Given exercise — Repeat each record below exactly, dropping the pictures.

—————

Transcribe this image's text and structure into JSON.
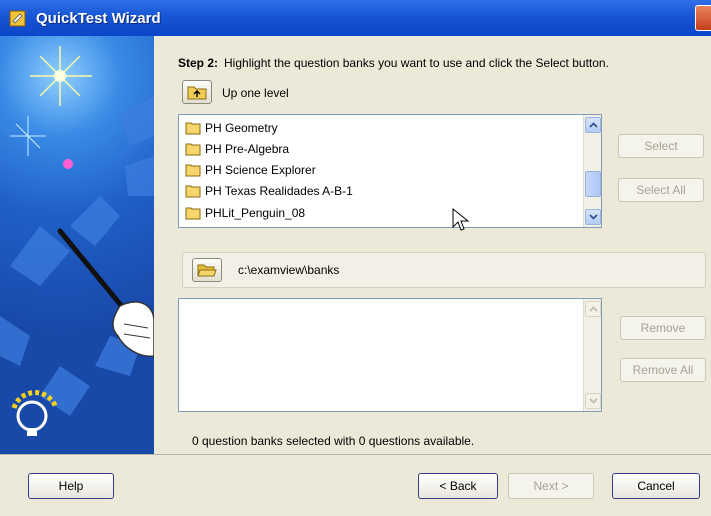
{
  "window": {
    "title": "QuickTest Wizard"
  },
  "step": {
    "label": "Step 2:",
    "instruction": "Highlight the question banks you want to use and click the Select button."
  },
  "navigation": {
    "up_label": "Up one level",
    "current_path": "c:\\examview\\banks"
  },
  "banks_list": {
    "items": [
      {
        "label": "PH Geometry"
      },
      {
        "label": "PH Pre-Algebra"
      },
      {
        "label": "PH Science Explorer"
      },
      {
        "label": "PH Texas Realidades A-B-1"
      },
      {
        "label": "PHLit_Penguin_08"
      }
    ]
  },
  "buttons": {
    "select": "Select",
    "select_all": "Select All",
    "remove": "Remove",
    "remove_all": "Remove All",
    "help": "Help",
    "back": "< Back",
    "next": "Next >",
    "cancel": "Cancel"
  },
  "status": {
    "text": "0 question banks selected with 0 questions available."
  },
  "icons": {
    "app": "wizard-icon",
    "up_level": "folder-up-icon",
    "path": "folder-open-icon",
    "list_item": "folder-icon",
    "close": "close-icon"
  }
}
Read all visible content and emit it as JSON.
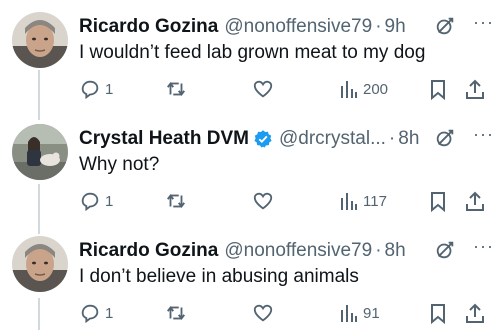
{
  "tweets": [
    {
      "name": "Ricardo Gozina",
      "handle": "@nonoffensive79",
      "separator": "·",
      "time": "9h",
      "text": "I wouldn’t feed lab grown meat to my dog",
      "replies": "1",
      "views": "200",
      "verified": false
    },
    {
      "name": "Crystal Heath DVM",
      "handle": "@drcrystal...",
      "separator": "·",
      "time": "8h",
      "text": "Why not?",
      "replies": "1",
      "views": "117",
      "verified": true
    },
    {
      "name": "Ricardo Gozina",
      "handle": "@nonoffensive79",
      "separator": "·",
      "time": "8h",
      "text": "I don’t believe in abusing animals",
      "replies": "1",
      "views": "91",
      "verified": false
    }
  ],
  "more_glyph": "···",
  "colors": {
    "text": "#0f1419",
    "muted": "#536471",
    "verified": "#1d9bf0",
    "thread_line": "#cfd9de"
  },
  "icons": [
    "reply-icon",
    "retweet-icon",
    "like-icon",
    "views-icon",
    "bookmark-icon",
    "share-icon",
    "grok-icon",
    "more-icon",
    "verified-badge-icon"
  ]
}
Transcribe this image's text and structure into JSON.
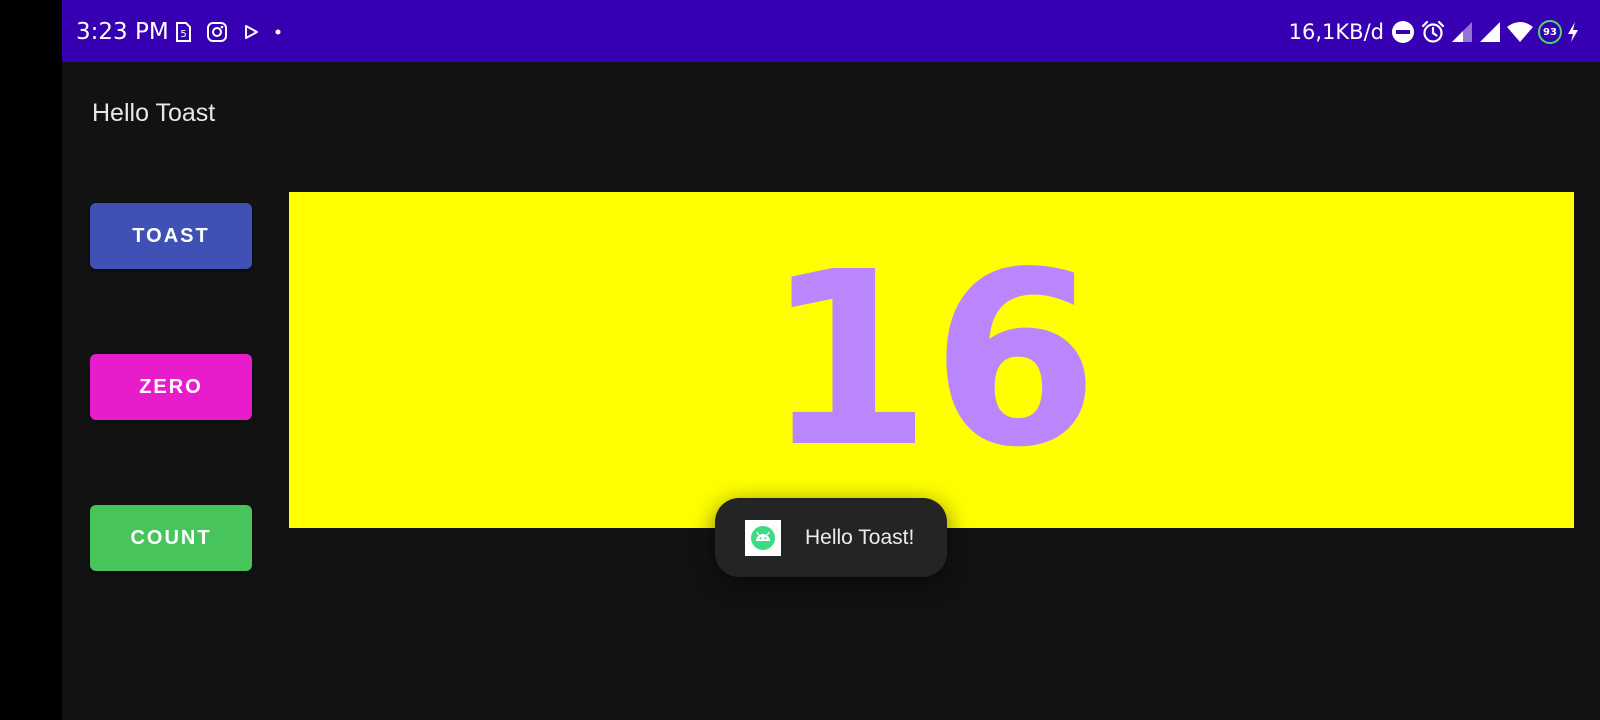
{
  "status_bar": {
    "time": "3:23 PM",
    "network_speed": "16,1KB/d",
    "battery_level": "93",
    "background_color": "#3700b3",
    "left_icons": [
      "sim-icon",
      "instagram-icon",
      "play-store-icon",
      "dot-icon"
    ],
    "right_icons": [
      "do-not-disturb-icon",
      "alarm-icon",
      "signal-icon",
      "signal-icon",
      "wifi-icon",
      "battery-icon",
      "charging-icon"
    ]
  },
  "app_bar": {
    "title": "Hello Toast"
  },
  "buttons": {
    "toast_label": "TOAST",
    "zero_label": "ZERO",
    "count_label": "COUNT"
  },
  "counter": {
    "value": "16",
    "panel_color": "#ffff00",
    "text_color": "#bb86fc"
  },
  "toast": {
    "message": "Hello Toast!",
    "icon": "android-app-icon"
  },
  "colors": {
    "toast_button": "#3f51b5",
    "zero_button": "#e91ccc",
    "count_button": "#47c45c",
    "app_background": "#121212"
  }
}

—————

Response below —
Transcribe this image's text and structure into JSON.
{
  "window": {
    "title": "QuickTest Wizard"
  },
  "step": {
    "label": "Step 2:",
    "instruction": "Highlight the question banks you want to use and click the Select button."
  },
  "navigation": {
    "up_label": "Up one level",
    "current_path": "c:\\examview\\banks"
  },
  "banks_list": {
    "items": [
      {
        "label": "PH Geometry"
      },
      {
        "label": "PH Pre-Algebra"
      },
      {
        "label": "PH Science Explorer"
      },
      {
        "label": "PH Texas Realidades A-B-1"
      },
      {
        "label": "PHLit_Penguin_08"
      }
    ]
  },
  "buttons": {
    "select": "Select",
    "select_all": "Select All",
    "remove": "Remove",
    "remove_all": "Remove All",
    "help": "Help",
    "back": "< Back",
    "next": "Next >",
    "cancel": "Cancel"
  },
  "status": {
    "text": "0 question banks selected with 0 questions available."
  },
  "icons": {
    "app": "wizard-icon",
    "up_level": "folder-up-icon",
    "path": "folder-open-icon",
    "list_item": "folder-icon",
    "close": "close-icon"
  }
}
Read all visible content and emit it as JSON.
{
  "tweets": [
    {
      "name": "Ricardo Gozina",
      "handle": "@nonoffensive79",
      "separator": "·",
      "time": "9h",
      "text": "I wouldn’t feed lab grown meat to my dog",
      "replies": "1",
      "views": "200",
      "verified": false
    },
    {
      "name": "Crystal Heath DVM",
      "handle": "@drcrystal...",
      "separator": "·",
      "time": "8h",
      "text": "Why not?",
      "replies": "1",
      "views": "117",
      "verified": true
    },
    {
      "name": "Ricardo Gozina",
      "handle": "@nonoffensive79",
      "separator": "·",
      "time": "8h",
      "text": "I don’t believe in abusing animals",
      "replies": "1",
      "views": "91",
      "verified": false
    }
  ],
  "more_glyph": "···",
  "colors": {
    "text": "#0f1419",
    "muted": "#536471",
    "verified": "#1d9bf0",
    "thread_line": "#cfd9de"
  },
  "icons": [
    "reply-icon",
    "retweet-icon",
    "like-icon",
    "views-icon",
    "bookmark-icon",
    "share-icon",
    "grok-icon",
    "more-icon",
    "verified-badge-icon"
  ]
}
Transcribe this image's text and structure into JSON.
{
  "status_bar": {
    "time": "3:23 PM",
    "network_speed": "16,1KB/d",
    "battery_level": "93",
    "background_color": "#3700b3",
    "left_icons": [
      "sim-icon",
      "instagram-icon",
      "play-store-icon",
      "dot-icon"
    ],
    "right_icons": [
      "do-not-disturb-icon",
      "alarm-icon",
      "signal-icon",
      "signal-icon",
      "wifi-icon",
      "battery-icon",
      "charging-icon"
    ]
  },
  "app_bar": {
    "title": "Hello Toast"
  },
  "buttons": {
    "toast_label": "TOAST",
    "zero_label": "ZERO",
    "count_label": "COUNT"
  },
  "counter": {
    "value": "16",
    "panel_color": "#ffff00",
    "text_color": "#bb86fc"
  },
  "toast": {
    "message": "Hello Toast!",
    "icon": "android-app-icon"
  },
  "colors": {
    "toast_button": "#3f51b5",
    "zero_button": "#e91ccc",
    "count_button": "#47c45c",
    "app_background": "#121212"
  }
}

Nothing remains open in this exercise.